▶ [EXTRACTED DATA]
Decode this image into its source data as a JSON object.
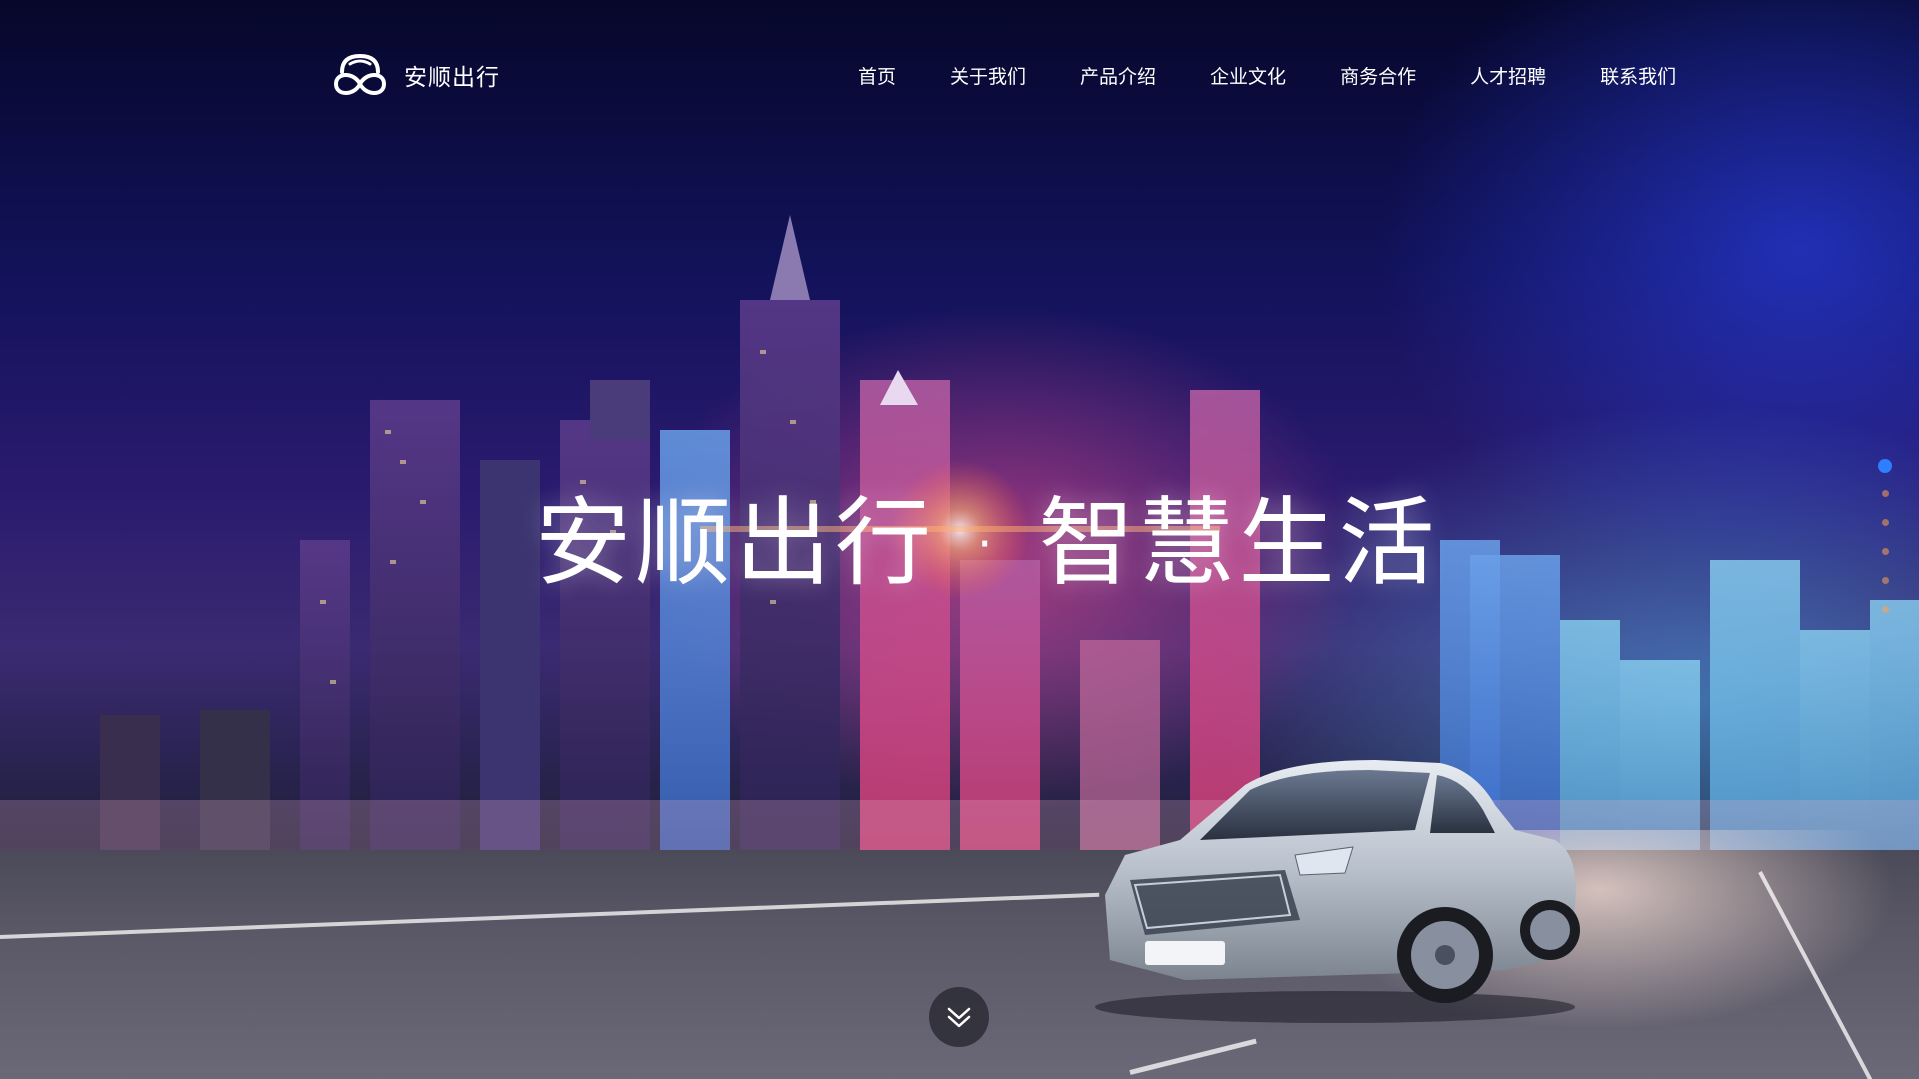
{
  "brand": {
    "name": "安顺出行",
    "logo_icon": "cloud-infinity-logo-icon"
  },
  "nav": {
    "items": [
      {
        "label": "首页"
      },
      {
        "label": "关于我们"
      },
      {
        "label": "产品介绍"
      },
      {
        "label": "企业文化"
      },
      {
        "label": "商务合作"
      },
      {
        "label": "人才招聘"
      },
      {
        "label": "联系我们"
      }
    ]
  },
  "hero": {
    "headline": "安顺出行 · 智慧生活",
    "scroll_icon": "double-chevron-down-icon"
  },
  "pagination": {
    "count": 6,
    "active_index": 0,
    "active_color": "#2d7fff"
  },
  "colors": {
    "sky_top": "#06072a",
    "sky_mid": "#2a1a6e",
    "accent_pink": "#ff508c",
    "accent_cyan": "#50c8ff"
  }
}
* * *
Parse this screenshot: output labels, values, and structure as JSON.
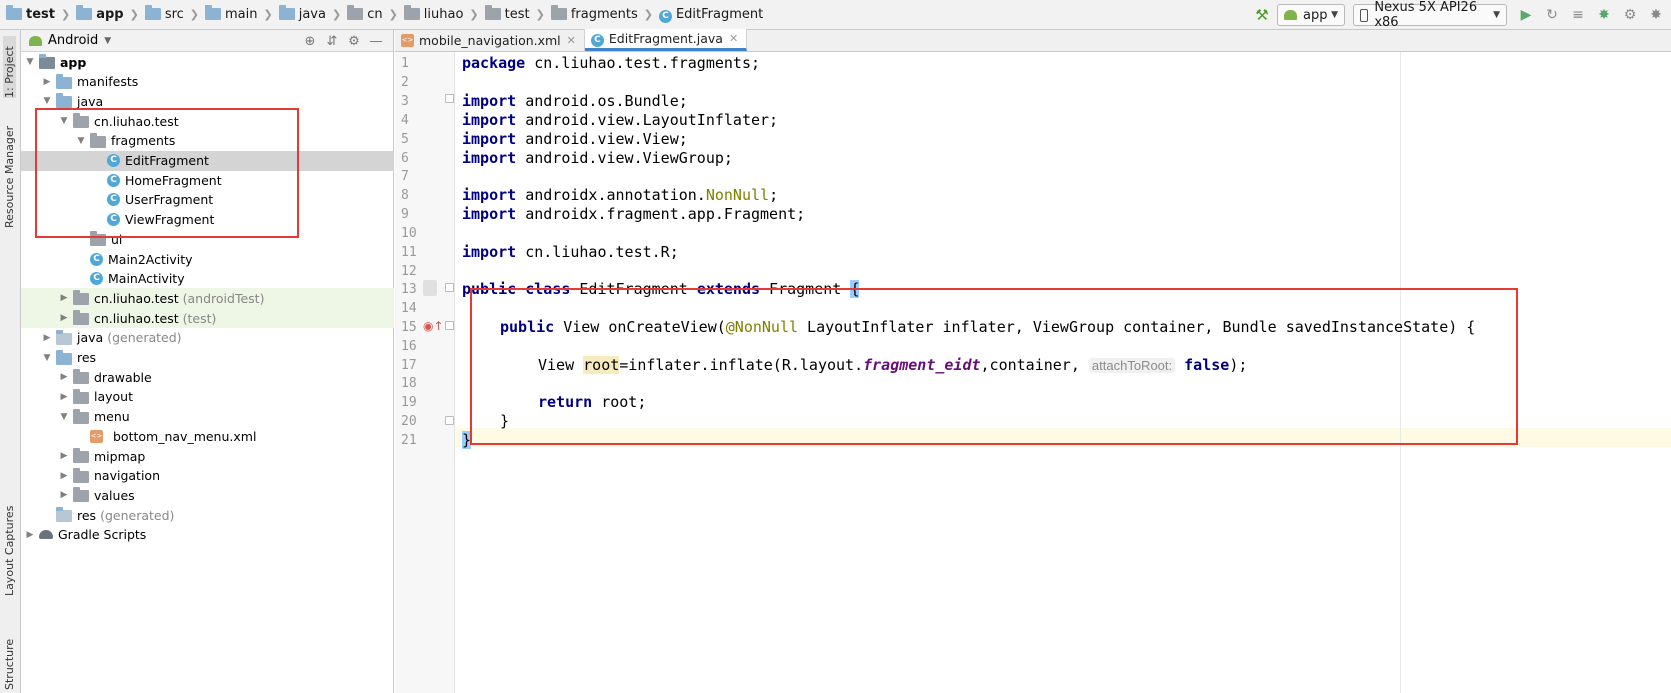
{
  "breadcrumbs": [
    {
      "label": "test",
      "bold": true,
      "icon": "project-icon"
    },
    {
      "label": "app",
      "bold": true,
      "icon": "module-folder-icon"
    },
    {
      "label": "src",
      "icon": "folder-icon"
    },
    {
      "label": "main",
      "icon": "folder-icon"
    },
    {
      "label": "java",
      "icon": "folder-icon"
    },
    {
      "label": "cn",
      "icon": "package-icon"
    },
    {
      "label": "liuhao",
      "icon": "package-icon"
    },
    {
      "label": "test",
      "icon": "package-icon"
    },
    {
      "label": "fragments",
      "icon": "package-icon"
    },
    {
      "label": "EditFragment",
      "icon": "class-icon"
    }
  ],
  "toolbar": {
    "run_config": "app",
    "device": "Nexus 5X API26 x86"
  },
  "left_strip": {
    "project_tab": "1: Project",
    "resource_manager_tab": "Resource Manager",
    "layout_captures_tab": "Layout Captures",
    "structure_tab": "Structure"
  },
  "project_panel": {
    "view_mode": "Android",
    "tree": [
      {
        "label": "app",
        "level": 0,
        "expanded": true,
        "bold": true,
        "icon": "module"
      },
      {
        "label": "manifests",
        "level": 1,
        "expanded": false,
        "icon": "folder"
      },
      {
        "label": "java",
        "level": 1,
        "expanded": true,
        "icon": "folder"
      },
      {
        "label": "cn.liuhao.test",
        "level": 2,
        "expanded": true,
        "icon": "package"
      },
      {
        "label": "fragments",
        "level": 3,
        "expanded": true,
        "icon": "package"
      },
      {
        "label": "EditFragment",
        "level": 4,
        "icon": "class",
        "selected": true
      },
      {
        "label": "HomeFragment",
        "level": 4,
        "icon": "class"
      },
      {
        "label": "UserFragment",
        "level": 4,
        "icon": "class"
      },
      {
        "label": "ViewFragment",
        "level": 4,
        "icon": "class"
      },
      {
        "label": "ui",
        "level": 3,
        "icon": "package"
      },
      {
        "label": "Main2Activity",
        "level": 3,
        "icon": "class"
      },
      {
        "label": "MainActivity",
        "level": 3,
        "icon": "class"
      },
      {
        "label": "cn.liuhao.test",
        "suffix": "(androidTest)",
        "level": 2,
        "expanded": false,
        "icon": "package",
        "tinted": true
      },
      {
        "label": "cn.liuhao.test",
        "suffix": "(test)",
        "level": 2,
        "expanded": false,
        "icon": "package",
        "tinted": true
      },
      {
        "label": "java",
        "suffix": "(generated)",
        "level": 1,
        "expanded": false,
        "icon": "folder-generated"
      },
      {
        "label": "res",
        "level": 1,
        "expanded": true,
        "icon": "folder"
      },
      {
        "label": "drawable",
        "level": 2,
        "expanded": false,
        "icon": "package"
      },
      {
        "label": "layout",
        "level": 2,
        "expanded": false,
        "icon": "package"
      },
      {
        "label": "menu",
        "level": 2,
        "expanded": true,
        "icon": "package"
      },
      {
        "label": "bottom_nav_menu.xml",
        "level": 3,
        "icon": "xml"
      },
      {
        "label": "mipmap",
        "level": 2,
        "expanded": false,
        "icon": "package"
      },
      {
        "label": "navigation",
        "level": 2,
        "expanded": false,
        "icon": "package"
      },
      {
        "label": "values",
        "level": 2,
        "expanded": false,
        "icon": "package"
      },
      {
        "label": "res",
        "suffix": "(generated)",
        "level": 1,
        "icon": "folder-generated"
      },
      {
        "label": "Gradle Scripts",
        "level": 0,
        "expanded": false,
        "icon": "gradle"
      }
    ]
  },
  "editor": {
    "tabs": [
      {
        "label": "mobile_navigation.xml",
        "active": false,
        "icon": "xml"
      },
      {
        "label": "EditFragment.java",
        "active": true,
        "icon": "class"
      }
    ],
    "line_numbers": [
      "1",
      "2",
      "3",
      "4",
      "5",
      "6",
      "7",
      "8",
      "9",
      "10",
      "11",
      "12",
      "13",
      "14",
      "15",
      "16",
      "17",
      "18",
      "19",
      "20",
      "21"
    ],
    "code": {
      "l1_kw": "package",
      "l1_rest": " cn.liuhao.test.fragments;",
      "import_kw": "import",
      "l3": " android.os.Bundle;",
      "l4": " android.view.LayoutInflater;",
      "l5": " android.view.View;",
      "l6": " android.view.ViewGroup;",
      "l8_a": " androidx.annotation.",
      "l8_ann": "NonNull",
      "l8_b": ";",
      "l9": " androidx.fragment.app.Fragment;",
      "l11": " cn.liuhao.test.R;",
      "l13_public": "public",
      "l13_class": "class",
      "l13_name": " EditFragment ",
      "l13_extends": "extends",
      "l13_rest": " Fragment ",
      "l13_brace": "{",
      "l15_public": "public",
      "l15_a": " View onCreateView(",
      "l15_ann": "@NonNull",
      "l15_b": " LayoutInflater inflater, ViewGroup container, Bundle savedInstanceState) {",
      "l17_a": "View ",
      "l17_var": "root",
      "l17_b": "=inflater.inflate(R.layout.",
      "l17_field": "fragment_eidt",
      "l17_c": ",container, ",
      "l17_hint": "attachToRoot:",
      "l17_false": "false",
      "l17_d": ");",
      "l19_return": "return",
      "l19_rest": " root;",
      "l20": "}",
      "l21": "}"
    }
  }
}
--
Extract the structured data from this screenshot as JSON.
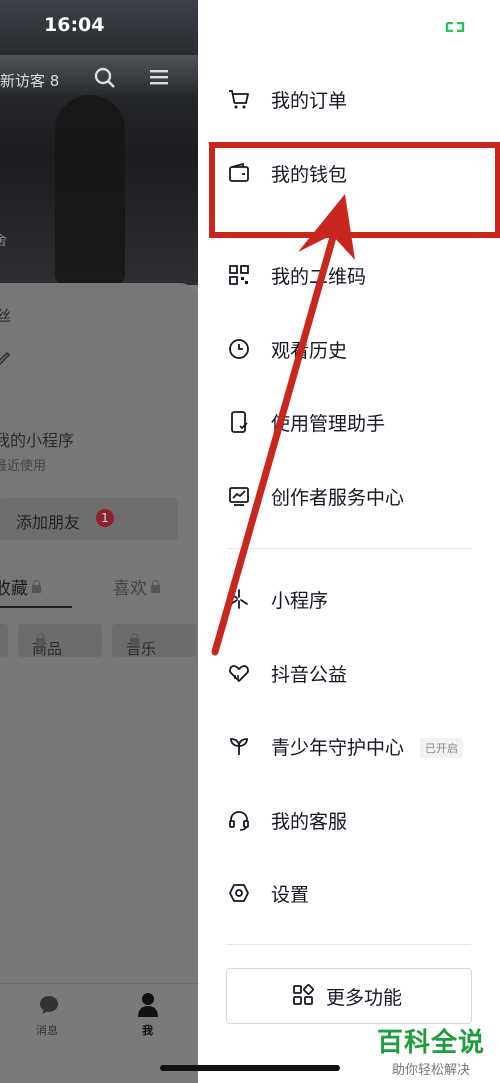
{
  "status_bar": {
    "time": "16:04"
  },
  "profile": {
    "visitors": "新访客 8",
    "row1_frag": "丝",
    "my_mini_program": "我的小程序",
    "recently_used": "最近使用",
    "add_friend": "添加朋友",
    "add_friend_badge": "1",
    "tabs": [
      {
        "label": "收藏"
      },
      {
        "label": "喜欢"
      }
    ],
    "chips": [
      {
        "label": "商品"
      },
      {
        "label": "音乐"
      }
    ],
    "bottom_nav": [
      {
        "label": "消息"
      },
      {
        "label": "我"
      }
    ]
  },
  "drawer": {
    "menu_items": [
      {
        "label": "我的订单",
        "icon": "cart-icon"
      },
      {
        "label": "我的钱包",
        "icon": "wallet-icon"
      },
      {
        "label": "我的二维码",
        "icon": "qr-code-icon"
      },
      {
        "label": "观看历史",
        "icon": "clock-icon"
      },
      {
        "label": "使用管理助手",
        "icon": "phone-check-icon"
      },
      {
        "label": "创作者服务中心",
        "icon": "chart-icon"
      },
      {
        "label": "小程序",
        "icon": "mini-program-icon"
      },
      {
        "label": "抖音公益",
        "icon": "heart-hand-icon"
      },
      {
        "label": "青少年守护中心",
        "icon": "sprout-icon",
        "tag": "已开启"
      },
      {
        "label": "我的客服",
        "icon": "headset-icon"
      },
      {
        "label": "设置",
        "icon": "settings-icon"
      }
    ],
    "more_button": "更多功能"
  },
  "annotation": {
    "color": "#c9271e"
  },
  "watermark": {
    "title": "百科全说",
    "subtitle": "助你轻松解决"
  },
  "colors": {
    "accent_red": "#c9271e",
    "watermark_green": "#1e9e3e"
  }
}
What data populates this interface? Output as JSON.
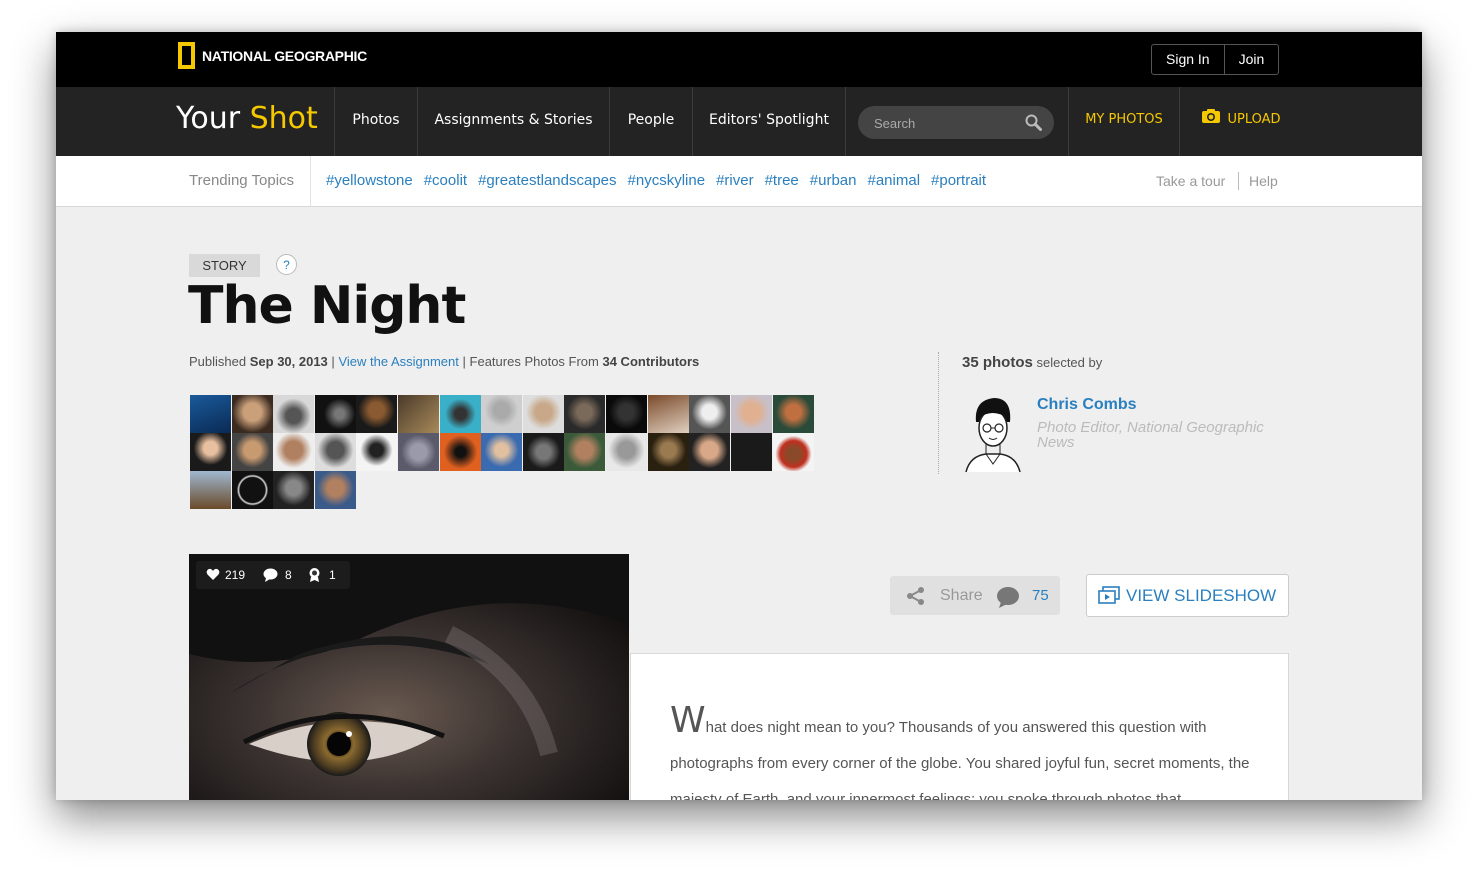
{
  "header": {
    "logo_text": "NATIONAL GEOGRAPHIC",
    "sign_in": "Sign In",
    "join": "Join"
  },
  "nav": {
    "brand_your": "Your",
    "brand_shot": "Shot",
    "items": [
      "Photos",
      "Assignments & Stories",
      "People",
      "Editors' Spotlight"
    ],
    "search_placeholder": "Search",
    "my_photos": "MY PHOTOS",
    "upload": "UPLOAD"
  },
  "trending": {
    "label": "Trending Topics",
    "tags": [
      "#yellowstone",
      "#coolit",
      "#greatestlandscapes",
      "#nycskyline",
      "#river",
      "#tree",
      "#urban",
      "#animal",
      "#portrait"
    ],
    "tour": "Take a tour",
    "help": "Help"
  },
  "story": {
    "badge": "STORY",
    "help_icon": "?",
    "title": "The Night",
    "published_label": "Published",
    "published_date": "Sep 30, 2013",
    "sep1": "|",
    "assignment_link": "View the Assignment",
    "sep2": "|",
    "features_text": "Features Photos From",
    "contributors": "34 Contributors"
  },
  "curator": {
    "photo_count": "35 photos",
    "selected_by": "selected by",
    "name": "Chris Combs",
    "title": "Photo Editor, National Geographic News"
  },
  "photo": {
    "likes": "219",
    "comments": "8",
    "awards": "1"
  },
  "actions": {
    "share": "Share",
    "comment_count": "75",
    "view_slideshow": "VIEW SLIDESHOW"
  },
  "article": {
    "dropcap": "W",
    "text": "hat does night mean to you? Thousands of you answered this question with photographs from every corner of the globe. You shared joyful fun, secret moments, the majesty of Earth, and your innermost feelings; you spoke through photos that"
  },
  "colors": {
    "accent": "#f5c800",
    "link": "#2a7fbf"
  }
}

▶ [GIVEN TASK]
Search the records for the word "container" and copy every line where it occurs.

▶ [TASK OUTPUT]
      "l15_b": " LayoutInflater inflater, ViewGroup container, Bundle savedInstanceState) {",
      "l17_c": ",container, ",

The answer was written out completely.